-- start of Data to process --

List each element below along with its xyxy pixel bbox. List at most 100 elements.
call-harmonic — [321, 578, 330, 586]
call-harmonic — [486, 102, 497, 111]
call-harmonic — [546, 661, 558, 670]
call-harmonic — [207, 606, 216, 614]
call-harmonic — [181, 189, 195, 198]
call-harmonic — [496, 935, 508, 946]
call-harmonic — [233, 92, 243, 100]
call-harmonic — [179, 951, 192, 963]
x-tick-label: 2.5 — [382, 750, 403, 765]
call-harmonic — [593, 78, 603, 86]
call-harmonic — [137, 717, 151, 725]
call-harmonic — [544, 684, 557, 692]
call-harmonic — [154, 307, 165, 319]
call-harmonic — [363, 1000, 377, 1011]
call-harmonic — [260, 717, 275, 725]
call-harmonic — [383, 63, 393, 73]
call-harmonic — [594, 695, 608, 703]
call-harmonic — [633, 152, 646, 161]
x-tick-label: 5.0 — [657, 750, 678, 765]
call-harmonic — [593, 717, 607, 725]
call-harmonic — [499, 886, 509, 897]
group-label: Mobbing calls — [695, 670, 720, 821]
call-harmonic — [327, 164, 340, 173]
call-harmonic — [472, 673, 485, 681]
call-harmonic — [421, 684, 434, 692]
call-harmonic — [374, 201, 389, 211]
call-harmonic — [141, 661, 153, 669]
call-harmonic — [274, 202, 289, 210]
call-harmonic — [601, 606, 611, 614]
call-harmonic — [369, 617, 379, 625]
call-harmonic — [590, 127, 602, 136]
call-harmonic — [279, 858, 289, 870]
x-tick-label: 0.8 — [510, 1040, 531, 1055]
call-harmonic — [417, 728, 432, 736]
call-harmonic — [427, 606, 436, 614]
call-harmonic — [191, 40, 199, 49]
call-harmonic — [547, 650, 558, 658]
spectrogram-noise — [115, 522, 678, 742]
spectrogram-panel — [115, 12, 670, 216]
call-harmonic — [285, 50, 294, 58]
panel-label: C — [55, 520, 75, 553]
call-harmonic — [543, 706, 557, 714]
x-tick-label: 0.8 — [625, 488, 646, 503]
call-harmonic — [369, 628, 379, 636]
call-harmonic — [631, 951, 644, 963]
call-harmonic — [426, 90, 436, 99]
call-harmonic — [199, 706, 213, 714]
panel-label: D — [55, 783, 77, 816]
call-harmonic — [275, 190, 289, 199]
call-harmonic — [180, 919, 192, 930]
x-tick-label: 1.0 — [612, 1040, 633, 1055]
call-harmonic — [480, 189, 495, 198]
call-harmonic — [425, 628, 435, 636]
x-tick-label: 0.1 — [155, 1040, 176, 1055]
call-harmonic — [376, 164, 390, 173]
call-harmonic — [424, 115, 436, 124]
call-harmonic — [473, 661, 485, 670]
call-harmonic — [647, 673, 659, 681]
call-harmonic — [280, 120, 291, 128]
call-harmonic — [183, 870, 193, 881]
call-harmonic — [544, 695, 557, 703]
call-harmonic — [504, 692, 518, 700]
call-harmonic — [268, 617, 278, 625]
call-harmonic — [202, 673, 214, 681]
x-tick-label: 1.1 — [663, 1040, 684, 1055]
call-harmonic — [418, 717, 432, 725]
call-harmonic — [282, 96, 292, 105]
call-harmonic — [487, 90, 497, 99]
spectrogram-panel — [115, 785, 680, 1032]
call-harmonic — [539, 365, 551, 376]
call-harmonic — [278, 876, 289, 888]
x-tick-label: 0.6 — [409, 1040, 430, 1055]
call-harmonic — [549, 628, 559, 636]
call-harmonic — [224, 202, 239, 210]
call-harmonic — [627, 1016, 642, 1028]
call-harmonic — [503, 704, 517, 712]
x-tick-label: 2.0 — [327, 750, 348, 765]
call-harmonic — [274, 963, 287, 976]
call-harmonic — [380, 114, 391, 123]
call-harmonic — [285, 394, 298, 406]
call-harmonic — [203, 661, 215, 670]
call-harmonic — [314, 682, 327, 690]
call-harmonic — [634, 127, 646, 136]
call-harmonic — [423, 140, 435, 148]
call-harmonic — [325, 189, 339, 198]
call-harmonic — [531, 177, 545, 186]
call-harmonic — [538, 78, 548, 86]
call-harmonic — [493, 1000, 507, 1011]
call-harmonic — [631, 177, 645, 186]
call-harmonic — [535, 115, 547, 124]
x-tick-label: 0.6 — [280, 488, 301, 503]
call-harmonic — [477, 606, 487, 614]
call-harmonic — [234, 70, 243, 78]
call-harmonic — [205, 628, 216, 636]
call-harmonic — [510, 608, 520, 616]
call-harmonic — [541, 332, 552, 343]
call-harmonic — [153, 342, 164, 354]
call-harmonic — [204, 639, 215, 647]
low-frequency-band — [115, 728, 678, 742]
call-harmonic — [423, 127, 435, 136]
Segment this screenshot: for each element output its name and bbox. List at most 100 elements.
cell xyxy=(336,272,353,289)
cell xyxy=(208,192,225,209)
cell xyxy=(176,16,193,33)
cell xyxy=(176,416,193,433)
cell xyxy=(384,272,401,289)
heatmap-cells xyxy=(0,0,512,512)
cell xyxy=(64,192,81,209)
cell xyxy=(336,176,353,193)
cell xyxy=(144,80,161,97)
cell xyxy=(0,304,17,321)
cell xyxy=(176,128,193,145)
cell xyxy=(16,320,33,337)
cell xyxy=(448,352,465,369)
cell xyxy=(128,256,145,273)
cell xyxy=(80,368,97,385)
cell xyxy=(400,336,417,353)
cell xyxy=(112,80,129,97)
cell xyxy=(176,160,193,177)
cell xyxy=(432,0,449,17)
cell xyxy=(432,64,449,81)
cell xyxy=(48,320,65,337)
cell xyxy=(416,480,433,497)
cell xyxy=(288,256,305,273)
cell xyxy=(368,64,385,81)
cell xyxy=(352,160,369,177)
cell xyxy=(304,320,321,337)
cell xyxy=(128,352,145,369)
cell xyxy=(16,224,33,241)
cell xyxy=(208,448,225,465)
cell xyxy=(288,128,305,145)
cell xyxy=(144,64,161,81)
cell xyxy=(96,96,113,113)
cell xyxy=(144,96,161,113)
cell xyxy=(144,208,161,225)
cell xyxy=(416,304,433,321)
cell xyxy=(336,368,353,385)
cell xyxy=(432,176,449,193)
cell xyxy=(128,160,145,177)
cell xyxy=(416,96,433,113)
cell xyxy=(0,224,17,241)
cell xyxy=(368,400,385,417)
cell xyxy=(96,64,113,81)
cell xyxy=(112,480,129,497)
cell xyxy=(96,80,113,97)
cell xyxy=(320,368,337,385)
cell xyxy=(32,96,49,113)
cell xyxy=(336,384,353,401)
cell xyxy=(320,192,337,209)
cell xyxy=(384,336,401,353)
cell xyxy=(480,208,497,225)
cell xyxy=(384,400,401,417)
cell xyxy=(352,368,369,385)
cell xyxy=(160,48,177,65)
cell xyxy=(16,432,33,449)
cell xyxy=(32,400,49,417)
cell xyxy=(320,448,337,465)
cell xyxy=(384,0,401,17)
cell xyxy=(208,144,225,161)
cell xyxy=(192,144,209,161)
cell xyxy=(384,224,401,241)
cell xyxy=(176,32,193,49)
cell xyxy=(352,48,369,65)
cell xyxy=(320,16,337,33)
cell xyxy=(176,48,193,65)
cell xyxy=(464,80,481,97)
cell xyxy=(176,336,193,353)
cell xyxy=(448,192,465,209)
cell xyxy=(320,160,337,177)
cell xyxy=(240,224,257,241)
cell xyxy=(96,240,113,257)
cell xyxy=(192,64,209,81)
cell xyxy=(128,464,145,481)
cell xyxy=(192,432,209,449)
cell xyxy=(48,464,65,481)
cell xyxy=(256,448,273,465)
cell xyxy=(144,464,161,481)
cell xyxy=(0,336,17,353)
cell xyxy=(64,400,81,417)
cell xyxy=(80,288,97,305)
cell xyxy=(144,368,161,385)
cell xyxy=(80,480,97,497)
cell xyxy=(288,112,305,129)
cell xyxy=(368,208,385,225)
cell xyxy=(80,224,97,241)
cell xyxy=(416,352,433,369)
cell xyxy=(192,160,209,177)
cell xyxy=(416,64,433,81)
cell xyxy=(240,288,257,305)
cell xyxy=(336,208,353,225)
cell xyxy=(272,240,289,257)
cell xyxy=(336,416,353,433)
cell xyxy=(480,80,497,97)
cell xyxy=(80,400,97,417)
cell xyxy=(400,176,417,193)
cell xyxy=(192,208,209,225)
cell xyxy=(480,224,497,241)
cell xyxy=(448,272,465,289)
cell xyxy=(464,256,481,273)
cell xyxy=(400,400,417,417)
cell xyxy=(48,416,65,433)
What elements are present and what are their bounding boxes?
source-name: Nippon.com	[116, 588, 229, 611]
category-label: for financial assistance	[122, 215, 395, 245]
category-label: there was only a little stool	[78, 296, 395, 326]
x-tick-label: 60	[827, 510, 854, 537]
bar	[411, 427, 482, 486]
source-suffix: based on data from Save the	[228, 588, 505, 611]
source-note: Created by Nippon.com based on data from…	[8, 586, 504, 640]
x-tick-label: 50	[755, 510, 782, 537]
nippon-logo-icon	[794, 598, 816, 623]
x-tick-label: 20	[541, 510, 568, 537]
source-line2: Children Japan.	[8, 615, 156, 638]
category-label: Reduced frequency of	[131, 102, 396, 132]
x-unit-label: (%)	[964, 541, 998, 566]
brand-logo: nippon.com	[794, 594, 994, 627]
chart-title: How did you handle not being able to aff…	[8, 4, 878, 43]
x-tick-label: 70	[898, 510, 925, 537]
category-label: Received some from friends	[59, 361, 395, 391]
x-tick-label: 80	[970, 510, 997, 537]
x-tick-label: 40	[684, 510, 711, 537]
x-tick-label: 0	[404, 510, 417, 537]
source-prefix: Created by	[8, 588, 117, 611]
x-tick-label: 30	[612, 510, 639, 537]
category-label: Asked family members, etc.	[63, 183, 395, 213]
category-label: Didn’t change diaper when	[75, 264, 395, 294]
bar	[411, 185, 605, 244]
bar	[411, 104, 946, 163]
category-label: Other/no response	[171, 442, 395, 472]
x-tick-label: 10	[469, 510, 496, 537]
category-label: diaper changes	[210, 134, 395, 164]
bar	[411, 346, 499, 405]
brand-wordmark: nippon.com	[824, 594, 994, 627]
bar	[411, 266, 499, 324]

-- end of Data to process --

## Work to complete
Could you write out again, word for word, the lines from the very first one through the line containing "call-harmonic — [547, 650, 558, 658]", with both of those lines included?

## In response
List each element below along with its xyxy pixel bbox. List at most 100 elements.
call-harmonic — [321, 578, 330, 586]
call-harmonic — [486, 102, 497, 111]
call-harmonic — [546, 661, 558, 670]
call-harmonic — [207, 606, 216, 614]
call-harmonic — [181, 189, 195, 198]
call-harmonic — [496, 935, 508, 946]
call-harmonic — [233, 92, 243, 100]
call-harmonic — [179, 951, 192, 963]
x-tick-label: 2.5 — [382, 750, 403, 765]
call-harmonic — [593, 78, 603, 86]
call-harmonic — [137, 717, 151, 725]
call-harmonic — [544, 684, 557, 692]
call-harmonic — [154, 307, 165, 319]
call-harmonic — [363, 1000, 377, 1011]
call-harmonic — [260, 717, 275, 725]
call-harmonic — [383, 63, 393, 73]
call-harmonic — [594, 695, 608, 703]
call-harmonic — [633, 152, 646, 161]
x-tick-label: 5.0 — [657, 750, 678, 765]
call-harmonic — [593, 717, 607, 725]
call-harmonic — [499, 886, 509, 897]
group-label: Mobbing calls — [695, 670, 720, 821]
call-harmonic — [327, 164, 340, 173]
call-harmonic — [472, 673, 485, 681]
call-harmonic — [421, 684, 434, 692]
call-harmonic — [374, 201, 389, 211]
call-harmonic — [141, 661, 153, 669]
call-harmonic — [274, 202, 289, 210]
call-harmonic — [601, 606, 611, 614]
call-harmonic — [369, 617, 379, 625]
call-harmonic — [590, 127, 602, 136]
call-harmonic — [279, 858, 289, 870]
x-tick-label: 0.8 — [510, 1040, 531, 1055]
call-harmonic — [417, 728, 432, 736]
call-harmonic — [427, 606, 436, 614]
call-harmonic — [191, 40, 199, 49]
call-harmonic — [547, 650, 558, 658]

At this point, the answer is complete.